Items from a data source
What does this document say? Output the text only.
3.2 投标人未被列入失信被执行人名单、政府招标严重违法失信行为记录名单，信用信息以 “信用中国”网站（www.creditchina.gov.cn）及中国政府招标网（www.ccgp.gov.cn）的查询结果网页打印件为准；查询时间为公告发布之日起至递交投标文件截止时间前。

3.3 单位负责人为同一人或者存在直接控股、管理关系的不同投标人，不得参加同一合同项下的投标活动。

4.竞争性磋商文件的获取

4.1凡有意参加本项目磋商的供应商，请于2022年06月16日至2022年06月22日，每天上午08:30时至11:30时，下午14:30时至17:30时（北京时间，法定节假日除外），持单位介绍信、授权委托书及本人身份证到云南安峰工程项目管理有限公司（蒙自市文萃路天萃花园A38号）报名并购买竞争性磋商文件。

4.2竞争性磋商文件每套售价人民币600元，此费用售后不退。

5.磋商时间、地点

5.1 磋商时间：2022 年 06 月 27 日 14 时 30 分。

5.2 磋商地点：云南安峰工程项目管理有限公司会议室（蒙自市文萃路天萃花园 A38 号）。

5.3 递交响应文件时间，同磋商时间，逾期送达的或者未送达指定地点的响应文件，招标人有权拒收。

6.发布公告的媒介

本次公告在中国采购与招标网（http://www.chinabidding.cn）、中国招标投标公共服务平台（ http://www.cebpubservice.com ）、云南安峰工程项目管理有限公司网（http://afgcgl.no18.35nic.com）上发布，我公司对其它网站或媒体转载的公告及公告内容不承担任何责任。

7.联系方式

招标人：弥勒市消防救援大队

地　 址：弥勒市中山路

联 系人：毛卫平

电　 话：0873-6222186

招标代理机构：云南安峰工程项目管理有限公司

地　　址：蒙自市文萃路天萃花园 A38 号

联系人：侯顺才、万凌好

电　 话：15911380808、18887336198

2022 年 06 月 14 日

▶ **THE TASK**: Each line of the listing should be echoed back exactly.

▶ **THE SOLUTION**:
What does this document say? Output the text only.
3.2 投标人未被列入失信被执行人名单、政府招标严重违法失信行为记录名单，信用信息以 “信用中国”网站（www.creditchina.gov.cn）及中国政府招标网（www.ccgp.gov.cn）的查询结果网页打印件为准；查询时间为公告发布之日起至递交投标文件截止时间前。

3.3 单位负责人为同一人或者存在直接控股、管理关系的不同投标人，不得参加同一合同项下的投标活动。

4.竞争性磋商文件的获取

4.1凡有意参加本项目磋商的供应商，请于2022年06月16日至2022年06月22日，每天上午08:30时至11:30时，下午14:30时至17:30时（北京时间，法定节假日除外），持单位介绍信、授权委托书及本人身份证到云南安峰工程项目管理有限公司（蒙自市文萃路天萃花园A38号）报名并购买竞争性磋商文件。

4.2竞争性磋商文件每套售价人民币600元，此费用售后不退。

5.磋商时间、地点

5.1 磋商时间：2022 年 06 月 27 日 14 时 30 分。

5.2 磋商地点：云南安峰工程项目管理有限公司会议室（蒙自市文萃路天萃花园 A38 号）。

5.3 递交响应文件时间，同磋商时间，逾期送达的或者未送达指定地点的响应文件，招标人有权拒收。

6.发布公告的媒介

本次公告在中国采购与招标网（http://www.chinabidding.cn）、中国招标投标公共服务平台（ http://www.cebpubservice.com ）、云南安峰工程项目管理有限公司网（http://afgcgl.no18.35nic.com）上发布，我公司对其它网站或媒体转载的公告及公告内容不承担任何责任。

7.联系方式

招标人：弥勒市消防救援大队

地　 址：弥勒市中山路

联 系人：毛卫平

电　 话：0873-6222186

招标代理机构：云南安峰工程项目管理有限公司

地　　址：蒙自市文萃路天萃花园 A38 号

联系人：侯顺才、万凌好

电　 话：15911380808、18887336198

2022 年 06 月 14 日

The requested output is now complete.